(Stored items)
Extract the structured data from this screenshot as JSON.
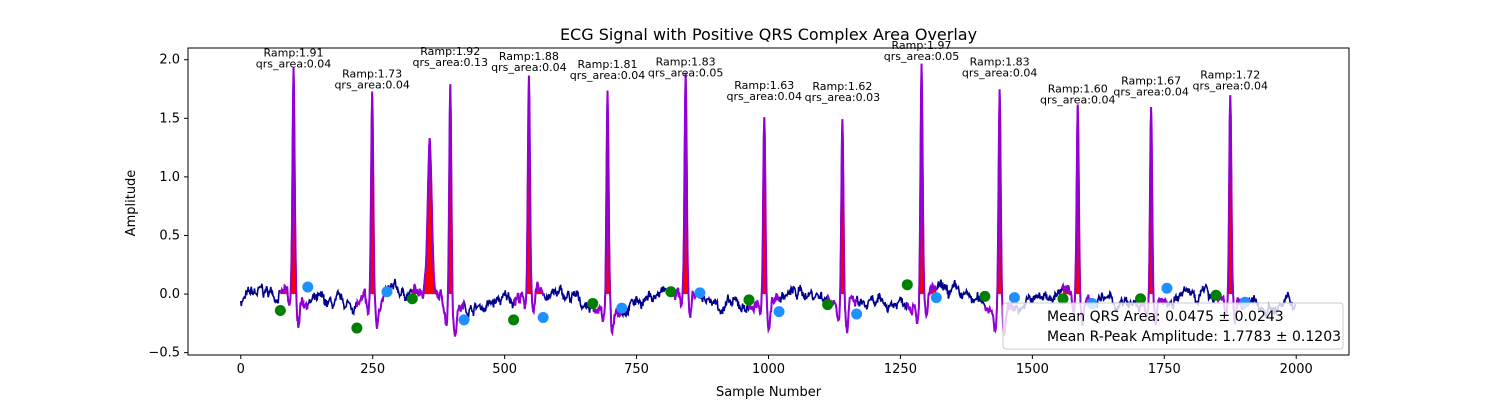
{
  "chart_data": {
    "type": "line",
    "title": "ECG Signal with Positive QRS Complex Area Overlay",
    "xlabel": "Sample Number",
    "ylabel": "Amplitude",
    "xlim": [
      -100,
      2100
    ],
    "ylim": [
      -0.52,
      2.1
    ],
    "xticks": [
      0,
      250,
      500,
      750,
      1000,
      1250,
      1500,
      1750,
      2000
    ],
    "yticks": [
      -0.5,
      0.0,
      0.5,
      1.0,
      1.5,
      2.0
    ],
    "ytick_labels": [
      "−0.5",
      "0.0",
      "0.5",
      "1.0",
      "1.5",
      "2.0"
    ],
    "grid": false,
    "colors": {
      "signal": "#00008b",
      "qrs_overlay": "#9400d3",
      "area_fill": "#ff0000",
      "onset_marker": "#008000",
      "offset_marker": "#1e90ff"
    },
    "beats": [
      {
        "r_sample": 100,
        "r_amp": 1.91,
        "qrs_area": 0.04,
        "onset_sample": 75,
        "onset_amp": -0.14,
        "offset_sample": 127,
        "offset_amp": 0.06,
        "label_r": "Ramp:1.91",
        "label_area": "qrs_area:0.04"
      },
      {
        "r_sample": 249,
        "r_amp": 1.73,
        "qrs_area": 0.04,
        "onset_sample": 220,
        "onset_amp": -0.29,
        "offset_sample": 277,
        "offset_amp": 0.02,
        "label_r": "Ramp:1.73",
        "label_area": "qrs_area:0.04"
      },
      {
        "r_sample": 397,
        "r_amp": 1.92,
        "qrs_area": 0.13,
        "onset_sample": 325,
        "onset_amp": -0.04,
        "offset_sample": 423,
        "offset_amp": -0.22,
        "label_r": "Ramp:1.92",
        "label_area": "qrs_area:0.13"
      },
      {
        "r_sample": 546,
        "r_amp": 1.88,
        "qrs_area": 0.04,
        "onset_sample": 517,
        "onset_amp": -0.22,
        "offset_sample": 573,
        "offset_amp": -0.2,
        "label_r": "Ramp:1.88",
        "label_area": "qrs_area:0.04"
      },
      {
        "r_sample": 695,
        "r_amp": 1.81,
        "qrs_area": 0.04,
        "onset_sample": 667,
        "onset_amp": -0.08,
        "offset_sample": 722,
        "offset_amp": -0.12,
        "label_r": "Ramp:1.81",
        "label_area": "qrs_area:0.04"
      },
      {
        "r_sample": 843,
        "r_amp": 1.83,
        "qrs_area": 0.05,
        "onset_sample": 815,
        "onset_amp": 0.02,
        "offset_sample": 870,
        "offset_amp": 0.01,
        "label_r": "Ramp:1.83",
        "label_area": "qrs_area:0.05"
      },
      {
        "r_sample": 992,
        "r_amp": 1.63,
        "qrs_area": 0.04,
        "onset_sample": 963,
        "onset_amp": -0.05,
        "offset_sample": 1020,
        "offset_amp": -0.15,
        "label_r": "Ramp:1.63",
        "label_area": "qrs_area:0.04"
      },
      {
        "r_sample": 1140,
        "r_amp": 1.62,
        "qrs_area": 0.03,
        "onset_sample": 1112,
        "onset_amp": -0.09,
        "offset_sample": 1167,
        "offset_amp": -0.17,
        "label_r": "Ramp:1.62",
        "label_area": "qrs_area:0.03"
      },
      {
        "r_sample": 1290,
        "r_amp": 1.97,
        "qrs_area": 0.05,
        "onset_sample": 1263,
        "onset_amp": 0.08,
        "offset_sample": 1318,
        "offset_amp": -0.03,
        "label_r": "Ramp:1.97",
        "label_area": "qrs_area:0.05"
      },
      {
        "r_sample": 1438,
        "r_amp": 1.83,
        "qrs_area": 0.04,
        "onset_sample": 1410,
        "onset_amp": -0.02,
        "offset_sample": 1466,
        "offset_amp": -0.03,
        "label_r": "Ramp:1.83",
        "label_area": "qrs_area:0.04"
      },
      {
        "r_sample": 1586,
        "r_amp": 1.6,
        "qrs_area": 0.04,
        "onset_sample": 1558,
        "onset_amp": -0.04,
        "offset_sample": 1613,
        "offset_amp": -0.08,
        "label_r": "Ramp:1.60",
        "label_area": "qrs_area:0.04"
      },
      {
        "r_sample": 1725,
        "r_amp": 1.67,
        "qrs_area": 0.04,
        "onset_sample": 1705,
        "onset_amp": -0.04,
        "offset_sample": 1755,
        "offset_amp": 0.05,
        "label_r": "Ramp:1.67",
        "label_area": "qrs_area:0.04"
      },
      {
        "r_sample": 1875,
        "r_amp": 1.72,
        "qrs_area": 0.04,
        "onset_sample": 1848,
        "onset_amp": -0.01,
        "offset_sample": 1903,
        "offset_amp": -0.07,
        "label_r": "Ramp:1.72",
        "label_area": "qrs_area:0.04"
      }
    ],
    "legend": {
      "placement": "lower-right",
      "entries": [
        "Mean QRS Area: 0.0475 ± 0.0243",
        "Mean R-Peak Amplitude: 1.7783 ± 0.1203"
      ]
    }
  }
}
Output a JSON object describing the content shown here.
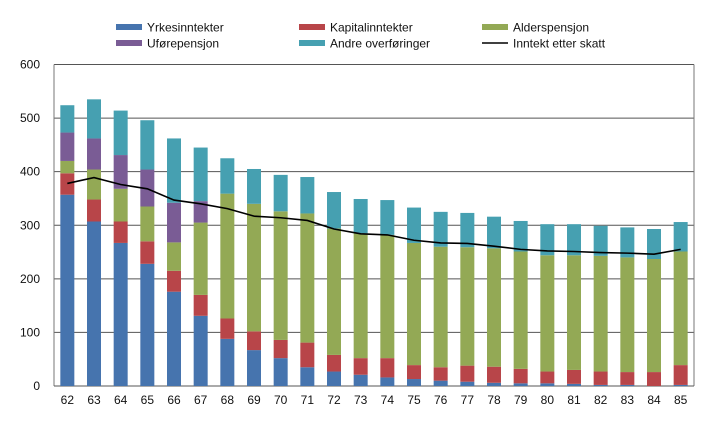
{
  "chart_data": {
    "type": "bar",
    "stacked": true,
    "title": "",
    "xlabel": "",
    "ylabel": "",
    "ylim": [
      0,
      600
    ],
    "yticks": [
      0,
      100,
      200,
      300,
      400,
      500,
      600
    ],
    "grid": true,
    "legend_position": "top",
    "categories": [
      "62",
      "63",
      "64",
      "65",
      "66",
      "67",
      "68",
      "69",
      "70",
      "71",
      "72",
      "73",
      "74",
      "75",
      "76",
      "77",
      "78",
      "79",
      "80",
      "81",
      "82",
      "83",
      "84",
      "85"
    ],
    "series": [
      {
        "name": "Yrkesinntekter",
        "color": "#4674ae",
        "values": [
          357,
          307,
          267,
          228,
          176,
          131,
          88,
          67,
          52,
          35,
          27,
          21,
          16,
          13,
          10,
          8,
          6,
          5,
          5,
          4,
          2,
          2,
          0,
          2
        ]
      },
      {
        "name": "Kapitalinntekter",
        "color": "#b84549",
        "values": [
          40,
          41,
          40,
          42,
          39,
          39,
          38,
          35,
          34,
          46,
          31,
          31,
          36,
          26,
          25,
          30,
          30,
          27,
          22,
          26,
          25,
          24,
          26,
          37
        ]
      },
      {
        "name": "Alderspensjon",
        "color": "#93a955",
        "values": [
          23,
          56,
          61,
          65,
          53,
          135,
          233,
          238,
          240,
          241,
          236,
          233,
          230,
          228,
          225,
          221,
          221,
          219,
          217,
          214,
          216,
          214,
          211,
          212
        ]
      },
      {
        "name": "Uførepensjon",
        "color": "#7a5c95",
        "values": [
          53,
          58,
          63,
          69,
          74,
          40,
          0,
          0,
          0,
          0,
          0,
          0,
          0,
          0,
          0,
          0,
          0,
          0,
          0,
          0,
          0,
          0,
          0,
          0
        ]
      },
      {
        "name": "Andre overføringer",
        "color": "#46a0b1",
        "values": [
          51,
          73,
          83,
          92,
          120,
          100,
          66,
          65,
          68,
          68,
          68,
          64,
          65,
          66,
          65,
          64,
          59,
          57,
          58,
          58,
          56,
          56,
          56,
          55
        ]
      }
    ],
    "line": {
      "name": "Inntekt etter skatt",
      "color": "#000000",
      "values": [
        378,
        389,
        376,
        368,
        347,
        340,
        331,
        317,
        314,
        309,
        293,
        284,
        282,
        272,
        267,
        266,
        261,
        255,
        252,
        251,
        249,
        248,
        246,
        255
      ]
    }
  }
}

Stated goal -
Identify and copy the lines holding the word "JSON".

Solution to this problem -
Extract the structured data from this screenshot as JSON.
Output a JSON object describing the content shown here.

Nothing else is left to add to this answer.